• _What you need to do_
Do these statements agree with the passage on Holmgren's coaching years? 1. At Oak Grove, the principal wanted Holmgren to teach U.S. history. 2. Mornhinweg usually played the whole game for Oak Grove. 3. St. Francis had given up more than 10 points in at least one game. Answer yes or no for each and quote the words from the passage that decide it.

• _Source passage_

And when Sacred Heart beat Piedmont Hills to end the streak, Holmgren broke down right there on the field. To this day, after college coaching stops at San Francisco State and Brigham Young, after coaching for NFL teams in San Francisco and Green Bay and Seattle, after hundreds of games, he says only the Super Bowl win in Green Bay meant more.
"I cannot explain the emotion of that game," Holmgren says. "The parents, the kids, everyone was crying. It was unbelievable."
The win was all the affirmation Holmgren needed. He had stuck with it, and finally an opportunity popped up. Oak Grove High School in San Jose needed an offensive coordinator.
Chapter 3: Learning how to win
Oak Grove coach Phil Stearns heard from a friend about a young coach "wasting away in a football graveyard." So he set up Holmgren with a job teaching physical education, coaching football and track as an assistant.
Stearns sent Holmgren to meet the principal. Holmgren came back steamed. The principal wanted him to teach U.S. history.
"He ended up becoming one of the best teachers in the school," says Marty Mornhinweg, then Oak Grove's star quarterback, now assistant head coach with the Philadelphia Eagles. "He had this unique ability to make his point, and to make it very quickly. That's why he was as good a history teacher as he was a football coach."
The two were synonymous by then. The football coach in Holmgren often came out in the classroom. World wars were football games, historical figures were football coaches and football players. The class should have been titled: U.S. history — and how it relates to football.
More important, Holmgren loved one aspect of football more than any other. Teaching. In Mornhinweg, he found the ideal pupil. In Oak Grove, he found the ideal classroom — a good team, on the football field.
He ran a stripped-down version of the offense he runs today. Oak Grove threw 25 times during the first half of most games — and it won so big, so often, that Mornhinweg often played only until halftime.
Sometimes Holmgren stood in at quarterback during practice. He looked very much like someone who played quarterback at USC, strong and accurate and fiery. He had the same temper, eventually forcing Stearns to ban him from talking to referees.
And he had that confidence, humbled but not shaken from his days at Sacred Heart.
"He said that given the rules of the game there was no defense he could not beat on paper," Stearns says. "He said, 'Give me a defense, and I'll pick it apart.' "
St. Francis High School gave him a defense in the section championship in 1978. St. Francis had not allowed more than 10 points in a game. It boasted seven shutouts.

• _Information provided_

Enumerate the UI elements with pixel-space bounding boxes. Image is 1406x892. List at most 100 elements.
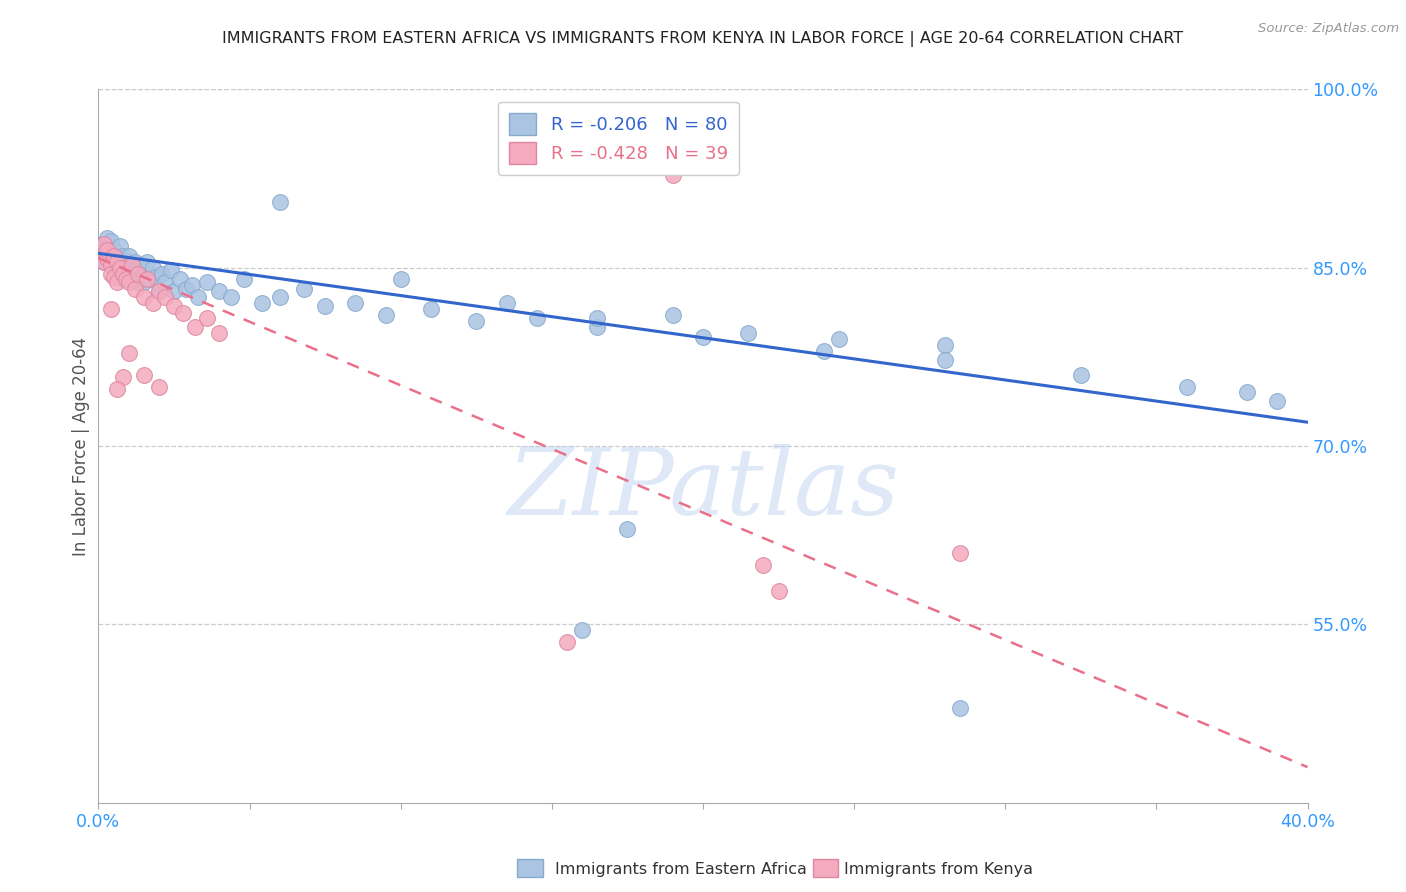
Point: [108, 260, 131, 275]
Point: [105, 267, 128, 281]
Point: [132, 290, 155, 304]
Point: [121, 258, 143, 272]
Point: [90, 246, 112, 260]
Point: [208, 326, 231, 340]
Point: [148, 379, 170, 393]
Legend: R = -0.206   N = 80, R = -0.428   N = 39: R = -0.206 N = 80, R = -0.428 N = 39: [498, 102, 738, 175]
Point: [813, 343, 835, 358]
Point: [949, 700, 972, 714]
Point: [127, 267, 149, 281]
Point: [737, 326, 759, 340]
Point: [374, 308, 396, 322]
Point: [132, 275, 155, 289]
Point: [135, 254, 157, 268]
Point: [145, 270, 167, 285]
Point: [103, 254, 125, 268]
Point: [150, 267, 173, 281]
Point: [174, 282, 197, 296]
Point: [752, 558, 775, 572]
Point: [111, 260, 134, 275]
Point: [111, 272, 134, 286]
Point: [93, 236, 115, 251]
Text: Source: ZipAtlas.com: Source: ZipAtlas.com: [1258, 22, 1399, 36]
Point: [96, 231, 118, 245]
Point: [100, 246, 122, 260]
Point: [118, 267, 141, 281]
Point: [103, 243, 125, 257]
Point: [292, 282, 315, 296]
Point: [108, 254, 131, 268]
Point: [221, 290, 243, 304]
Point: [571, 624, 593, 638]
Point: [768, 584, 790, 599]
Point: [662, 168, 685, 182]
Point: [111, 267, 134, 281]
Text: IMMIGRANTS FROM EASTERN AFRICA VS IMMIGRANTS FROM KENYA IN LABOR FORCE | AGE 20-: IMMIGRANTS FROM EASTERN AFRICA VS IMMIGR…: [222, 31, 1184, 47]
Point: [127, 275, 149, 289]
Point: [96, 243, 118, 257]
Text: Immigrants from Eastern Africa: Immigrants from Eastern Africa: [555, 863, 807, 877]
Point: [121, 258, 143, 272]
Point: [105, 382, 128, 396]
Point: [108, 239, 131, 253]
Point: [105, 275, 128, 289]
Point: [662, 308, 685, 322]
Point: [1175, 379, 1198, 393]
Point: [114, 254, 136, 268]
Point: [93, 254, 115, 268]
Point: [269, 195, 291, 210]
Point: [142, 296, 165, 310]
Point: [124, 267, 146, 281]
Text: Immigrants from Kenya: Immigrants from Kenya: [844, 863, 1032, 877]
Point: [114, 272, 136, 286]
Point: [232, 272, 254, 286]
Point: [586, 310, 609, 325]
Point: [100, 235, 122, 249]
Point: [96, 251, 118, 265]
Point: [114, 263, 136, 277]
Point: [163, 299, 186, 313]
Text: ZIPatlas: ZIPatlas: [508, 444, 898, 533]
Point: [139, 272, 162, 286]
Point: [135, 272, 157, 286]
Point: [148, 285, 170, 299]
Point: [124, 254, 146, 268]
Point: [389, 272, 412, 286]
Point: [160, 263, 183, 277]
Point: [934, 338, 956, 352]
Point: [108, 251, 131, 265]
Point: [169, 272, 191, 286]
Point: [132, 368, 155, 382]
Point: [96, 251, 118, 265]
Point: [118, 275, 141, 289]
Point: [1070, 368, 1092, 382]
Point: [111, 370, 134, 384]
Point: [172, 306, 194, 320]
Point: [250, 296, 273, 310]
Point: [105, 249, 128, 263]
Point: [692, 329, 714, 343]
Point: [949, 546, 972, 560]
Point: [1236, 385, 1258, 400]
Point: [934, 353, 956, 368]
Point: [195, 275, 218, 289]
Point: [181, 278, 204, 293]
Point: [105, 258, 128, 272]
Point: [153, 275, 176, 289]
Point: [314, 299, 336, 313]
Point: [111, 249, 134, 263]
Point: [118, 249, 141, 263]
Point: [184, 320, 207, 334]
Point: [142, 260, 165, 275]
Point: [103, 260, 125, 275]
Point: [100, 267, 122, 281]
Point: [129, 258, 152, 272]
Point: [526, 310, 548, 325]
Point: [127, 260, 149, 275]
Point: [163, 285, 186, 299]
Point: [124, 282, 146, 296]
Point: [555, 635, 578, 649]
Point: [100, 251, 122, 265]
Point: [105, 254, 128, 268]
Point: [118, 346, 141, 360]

--

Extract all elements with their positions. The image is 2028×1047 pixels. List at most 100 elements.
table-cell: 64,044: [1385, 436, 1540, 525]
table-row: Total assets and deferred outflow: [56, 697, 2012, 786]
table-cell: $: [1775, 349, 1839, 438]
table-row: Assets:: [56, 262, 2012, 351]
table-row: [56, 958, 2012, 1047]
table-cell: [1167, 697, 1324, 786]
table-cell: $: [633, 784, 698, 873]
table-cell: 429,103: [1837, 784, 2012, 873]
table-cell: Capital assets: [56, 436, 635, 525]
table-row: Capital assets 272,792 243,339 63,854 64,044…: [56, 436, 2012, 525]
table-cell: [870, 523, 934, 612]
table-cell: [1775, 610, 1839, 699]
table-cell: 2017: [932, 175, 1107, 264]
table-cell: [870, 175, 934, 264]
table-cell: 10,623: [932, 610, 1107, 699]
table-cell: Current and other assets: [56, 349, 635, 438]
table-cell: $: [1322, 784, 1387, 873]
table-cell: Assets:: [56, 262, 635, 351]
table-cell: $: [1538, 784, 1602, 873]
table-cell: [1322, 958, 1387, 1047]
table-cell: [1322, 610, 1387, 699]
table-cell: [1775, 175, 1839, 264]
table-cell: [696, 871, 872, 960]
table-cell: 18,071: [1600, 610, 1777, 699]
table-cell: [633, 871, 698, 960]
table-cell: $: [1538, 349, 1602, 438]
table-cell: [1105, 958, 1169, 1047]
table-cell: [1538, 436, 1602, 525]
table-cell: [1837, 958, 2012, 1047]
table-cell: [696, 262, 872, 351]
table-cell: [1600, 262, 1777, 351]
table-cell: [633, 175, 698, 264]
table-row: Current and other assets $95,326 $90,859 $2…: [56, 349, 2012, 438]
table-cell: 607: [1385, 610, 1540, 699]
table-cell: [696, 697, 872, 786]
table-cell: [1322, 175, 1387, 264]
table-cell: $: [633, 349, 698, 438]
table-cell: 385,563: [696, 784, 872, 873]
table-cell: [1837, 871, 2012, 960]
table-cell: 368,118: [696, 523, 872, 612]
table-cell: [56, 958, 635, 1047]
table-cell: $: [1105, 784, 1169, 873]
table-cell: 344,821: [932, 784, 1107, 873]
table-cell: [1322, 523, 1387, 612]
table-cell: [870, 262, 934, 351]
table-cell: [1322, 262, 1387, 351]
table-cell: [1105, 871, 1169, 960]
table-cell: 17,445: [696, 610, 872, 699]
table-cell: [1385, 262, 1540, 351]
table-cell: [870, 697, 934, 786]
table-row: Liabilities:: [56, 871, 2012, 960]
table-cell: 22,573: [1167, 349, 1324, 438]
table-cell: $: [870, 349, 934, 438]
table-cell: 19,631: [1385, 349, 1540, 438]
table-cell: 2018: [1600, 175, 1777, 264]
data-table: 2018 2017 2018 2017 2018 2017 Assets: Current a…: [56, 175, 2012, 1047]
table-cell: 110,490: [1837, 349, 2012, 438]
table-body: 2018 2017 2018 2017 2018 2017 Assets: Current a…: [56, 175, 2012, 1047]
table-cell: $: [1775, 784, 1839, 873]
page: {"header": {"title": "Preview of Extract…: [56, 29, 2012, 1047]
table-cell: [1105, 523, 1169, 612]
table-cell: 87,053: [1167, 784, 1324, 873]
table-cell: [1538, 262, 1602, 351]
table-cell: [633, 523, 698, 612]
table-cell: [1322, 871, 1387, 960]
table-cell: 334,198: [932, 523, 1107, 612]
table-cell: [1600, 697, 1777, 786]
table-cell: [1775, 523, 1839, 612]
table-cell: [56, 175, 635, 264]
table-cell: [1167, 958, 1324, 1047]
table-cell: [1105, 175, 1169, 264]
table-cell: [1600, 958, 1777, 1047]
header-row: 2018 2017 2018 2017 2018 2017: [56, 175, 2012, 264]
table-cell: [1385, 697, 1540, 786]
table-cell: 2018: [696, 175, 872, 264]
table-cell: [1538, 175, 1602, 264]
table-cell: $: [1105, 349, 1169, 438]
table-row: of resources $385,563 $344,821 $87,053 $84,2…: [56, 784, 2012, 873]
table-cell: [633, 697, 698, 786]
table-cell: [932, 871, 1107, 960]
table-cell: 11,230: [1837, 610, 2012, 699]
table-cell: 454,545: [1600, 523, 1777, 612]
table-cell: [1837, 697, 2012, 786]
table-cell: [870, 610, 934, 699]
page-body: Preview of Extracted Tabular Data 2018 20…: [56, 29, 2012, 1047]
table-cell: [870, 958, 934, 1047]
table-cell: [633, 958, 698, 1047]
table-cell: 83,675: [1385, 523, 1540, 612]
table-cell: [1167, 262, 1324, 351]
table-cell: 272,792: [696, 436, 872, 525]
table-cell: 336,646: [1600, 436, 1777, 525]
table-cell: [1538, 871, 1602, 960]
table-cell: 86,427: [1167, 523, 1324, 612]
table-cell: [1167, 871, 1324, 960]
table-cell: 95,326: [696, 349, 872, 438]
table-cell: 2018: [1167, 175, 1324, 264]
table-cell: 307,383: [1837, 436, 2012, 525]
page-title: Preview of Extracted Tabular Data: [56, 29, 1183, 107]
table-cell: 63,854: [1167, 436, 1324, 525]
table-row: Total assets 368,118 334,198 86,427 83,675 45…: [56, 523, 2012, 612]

• _The response_
1. Yes: "The principal wanted him to teach U.S. history."
2. No: "Mornhinweg often played only until halftime."
3. No: "St. Francis had not allowed more than 10 points in a game."